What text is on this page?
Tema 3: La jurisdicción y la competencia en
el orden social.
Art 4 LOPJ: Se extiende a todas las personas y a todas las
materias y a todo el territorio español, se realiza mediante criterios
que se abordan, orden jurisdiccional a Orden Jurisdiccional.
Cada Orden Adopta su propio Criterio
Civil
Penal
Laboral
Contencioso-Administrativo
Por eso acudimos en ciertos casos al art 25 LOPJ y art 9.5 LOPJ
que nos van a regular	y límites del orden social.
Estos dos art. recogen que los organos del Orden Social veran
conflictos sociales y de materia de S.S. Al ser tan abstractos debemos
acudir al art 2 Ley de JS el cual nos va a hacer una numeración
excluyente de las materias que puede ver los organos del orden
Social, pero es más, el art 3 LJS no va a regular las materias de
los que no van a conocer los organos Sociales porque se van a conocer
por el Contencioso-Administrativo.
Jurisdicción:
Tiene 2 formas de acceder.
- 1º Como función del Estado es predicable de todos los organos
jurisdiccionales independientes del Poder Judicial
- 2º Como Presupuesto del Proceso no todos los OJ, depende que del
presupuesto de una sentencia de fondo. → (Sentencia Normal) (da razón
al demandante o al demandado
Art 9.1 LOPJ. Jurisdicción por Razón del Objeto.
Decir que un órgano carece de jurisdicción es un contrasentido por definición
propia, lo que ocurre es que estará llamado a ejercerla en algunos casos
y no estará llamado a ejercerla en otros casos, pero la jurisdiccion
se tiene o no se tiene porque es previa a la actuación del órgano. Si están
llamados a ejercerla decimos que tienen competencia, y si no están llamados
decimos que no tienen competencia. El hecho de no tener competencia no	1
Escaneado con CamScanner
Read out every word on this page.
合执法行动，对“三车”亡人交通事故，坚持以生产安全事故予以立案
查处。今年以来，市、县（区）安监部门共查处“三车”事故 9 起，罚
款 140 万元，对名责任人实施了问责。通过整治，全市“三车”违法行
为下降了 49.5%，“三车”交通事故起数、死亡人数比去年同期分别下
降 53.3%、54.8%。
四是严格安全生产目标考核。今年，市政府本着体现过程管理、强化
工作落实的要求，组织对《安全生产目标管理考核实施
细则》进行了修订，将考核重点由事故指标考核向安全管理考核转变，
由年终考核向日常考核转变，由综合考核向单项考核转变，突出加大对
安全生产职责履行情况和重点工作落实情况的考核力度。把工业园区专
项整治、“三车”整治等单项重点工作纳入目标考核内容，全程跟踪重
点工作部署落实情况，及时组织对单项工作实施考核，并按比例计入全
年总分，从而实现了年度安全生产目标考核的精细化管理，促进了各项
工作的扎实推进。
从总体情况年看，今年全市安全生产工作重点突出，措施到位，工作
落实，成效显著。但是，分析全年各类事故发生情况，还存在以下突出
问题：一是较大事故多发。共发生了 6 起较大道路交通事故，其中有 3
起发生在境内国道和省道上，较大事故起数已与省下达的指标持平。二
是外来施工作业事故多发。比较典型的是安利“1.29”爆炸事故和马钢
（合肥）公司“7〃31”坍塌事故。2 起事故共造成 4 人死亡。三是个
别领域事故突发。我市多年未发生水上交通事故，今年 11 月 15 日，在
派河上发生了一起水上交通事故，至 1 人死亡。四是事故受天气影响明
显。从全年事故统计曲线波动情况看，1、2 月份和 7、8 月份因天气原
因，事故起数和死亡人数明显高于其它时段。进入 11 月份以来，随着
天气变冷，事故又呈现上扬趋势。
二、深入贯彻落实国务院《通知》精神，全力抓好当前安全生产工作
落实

========

### Work instructions
Exactly reproduce the lines that run from the line with "Read out every word on this page." through the last line of the records, inclusive.

### Answer to this exercise
Read out every word on this page.
合执法行动，对“三车”亡人交通事故，坚持以生产安全事故予以立案
查处。今年以来，市、县（区）安监部门共查处“三车”事故 9 起，罚
款 140 万元，对名责任人实施了问责。通过整治，全市“三车”违法行
为下降了 49.5%，“三车”交通事故起数、死亡人数比去年同期分别下
降 53.3%、54.8%。
四是严格安全生产目标考核。今年，市政府本着体现过程管理、强化
工作落实的要求，组织对《安全生产目标管理考核实施
细则》进行了修订，将考核重点由事故指标考核向安全管理考核转变，
由年终考核向日常考核转变，由综合考核向单项考核转变，突出加大对
安全生产职责履行情况和重点工作落实情况的考核力度。把工业园区专
项整治、“三车”整治等单项重点工作纳入目标考核内容，全程跟踪重
点工作部署落实情况，及时组织对单项工作实施考核，并按比例计入全
年总分，从而实现了年度安全生产目标考核的精细化管理，促进了各项
工作的扎实推进。
从总体情况年看，今年全市安全生产工作重点突出，措施到位，工作
落实，成效显著。但是，分析全年各类事故发生情况，还存在以下突出
问题：一是较大事故多发。共发生了 6 起较大道路交通事故，其中有 3
起发生在境内国道和省道上，较大事故起数已与省下达的指标持平。二
是外来施工作业事故多发。比较典型的是安利“1.29”爆炸事故和马钢
（合肥）公司“7〃31”坍塌事故。2 起事故共造成 4 人死亡。三是个
别领域事故突发。我市多年未发生水上交通事故，今年 11 月 15 日，在
派河上发生了一起水上交通事故，至 1 人死亡。四是事故受天气影响明
显。从全年事故统计曲线波动情况看，1、2 月份和 7、8 月份因天气原
因，事故起数和死亡人数明显高于其它时段。进入 11 月份以来，随着
天气变冷，事故又呈现上扬趋势。
二、深入贯彻落实国务院《通知》精神，全力抓好当前安全生产工作
落实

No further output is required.